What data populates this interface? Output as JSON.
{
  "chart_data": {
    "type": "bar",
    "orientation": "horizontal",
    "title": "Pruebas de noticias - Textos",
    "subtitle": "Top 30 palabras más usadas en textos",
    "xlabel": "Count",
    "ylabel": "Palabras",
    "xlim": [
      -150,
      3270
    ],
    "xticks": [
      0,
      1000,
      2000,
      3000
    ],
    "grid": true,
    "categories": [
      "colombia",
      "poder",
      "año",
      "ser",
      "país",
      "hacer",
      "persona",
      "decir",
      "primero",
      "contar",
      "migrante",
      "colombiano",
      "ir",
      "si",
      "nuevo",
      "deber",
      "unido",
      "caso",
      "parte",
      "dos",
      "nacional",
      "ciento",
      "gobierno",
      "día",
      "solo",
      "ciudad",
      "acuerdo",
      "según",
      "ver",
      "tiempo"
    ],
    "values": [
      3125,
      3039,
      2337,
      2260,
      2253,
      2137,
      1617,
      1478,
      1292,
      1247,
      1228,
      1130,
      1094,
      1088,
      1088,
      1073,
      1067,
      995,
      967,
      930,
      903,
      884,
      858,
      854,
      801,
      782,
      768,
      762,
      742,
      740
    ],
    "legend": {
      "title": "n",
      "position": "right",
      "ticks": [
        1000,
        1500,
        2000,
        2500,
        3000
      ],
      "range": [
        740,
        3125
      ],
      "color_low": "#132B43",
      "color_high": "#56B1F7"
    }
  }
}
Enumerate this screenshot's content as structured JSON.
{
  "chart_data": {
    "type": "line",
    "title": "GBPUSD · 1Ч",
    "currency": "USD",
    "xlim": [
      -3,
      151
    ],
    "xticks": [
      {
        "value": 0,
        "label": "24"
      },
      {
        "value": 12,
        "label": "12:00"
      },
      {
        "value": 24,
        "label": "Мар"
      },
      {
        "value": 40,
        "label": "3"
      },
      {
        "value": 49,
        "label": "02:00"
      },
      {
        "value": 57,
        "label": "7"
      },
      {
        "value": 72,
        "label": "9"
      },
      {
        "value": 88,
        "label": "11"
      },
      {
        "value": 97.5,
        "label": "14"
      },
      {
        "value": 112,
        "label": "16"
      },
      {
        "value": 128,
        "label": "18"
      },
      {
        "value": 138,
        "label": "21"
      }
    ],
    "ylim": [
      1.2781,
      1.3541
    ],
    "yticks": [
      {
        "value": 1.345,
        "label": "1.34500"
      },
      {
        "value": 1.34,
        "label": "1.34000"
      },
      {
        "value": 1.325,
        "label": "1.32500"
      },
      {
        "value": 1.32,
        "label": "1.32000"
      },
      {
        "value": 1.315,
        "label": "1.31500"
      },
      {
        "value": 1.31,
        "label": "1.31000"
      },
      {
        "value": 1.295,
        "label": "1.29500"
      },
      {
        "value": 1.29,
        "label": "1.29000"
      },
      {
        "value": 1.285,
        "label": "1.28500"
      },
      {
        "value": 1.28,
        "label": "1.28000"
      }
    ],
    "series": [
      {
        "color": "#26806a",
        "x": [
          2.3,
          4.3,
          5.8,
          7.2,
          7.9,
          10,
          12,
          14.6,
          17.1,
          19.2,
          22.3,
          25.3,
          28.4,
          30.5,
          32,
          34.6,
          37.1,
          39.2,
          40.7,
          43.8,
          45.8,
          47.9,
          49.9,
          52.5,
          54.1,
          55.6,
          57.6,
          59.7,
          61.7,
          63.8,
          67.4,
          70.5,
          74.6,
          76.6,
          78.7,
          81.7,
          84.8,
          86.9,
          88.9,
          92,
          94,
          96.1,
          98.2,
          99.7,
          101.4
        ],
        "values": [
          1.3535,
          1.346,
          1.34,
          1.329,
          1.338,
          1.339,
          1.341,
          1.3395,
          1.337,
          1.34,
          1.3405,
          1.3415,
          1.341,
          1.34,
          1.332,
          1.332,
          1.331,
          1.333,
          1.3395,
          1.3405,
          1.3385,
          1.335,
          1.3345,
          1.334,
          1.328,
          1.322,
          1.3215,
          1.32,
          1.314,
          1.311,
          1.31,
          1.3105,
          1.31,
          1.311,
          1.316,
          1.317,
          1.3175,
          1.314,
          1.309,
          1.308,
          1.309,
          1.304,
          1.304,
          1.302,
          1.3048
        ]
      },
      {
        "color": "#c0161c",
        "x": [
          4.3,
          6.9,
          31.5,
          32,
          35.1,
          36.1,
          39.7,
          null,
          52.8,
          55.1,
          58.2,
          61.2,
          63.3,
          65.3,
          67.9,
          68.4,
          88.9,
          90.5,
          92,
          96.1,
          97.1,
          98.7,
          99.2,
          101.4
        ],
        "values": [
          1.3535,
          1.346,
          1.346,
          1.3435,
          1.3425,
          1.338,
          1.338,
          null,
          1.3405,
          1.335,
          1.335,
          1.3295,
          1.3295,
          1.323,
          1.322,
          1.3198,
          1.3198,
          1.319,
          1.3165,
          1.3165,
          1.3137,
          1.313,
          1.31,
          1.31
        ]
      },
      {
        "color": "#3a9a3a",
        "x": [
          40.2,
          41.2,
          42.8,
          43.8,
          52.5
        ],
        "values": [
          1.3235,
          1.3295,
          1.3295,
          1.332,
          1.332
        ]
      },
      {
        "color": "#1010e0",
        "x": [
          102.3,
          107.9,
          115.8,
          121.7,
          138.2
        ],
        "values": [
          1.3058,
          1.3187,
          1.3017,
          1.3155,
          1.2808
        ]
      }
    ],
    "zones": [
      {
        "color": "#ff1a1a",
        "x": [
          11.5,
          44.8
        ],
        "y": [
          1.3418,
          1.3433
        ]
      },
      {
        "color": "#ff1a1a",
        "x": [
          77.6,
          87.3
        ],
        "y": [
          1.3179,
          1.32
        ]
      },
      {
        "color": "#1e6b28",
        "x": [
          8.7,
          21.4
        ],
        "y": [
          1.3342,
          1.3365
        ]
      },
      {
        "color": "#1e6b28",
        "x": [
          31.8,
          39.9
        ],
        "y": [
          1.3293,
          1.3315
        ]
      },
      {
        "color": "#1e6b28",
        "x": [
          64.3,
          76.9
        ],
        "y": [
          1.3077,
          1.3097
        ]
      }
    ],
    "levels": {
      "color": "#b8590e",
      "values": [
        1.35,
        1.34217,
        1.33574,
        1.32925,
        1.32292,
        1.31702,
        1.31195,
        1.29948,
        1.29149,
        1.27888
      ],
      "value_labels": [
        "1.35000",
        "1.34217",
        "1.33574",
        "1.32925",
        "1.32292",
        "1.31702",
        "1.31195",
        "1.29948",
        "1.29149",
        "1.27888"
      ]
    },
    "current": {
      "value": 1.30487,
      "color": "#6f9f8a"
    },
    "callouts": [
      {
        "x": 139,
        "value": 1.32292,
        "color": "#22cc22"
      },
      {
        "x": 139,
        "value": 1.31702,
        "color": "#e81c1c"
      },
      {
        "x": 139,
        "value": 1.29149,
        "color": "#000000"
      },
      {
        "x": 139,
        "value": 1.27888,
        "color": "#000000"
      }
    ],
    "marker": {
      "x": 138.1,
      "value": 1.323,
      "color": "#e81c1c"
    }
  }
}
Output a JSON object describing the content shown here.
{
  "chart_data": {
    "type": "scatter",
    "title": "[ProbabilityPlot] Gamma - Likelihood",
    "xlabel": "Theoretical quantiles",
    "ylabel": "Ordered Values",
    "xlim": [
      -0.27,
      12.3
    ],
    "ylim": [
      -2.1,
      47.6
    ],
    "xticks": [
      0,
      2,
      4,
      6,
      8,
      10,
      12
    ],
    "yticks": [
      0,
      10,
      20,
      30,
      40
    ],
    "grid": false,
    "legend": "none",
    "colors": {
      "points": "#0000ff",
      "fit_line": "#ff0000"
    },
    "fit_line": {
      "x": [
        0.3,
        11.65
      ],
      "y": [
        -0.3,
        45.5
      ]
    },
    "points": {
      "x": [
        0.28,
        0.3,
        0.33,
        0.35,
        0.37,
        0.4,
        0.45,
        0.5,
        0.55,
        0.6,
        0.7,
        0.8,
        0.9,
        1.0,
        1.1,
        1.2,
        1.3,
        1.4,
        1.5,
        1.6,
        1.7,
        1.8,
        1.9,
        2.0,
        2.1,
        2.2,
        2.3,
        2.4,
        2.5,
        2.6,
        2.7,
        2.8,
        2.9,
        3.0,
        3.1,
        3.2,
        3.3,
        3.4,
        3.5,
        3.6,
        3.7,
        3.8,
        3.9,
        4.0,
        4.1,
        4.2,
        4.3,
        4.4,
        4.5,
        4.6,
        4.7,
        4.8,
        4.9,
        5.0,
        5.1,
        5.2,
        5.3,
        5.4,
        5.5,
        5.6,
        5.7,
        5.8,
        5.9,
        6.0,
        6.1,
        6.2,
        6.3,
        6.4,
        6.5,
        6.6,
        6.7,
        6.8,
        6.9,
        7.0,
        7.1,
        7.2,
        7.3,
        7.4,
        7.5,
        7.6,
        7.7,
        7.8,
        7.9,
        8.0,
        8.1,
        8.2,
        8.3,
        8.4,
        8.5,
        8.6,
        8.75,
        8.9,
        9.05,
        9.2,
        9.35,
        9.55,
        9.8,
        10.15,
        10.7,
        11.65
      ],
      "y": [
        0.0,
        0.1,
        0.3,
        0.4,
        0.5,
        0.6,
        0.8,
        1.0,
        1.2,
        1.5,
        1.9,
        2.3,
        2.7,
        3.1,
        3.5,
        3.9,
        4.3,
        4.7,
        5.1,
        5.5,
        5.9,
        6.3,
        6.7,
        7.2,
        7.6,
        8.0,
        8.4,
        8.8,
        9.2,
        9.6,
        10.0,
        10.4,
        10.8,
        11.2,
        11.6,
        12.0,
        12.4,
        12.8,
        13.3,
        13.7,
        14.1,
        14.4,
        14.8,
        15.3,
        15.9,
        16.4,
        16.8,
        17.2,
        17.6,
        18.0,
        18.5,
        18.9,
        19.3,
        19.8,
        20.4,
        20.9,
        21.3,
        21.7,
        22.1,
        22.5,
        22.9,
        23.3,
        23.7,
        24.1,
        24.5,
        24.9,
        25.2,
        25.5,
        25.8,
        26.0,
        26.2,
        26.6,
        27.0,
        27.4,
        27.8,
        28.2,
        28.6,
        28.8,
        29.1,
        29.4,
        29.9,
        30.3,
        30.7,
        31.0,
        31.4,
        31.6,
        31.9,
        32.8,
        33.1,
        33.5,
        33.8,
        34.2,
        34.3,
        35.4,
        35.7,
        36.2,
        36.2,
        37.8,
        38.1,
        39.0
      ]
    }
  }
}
----
* Given instruction *
Find how many lines in the material hold the word "content" and state that number alone.

* Written solution *
2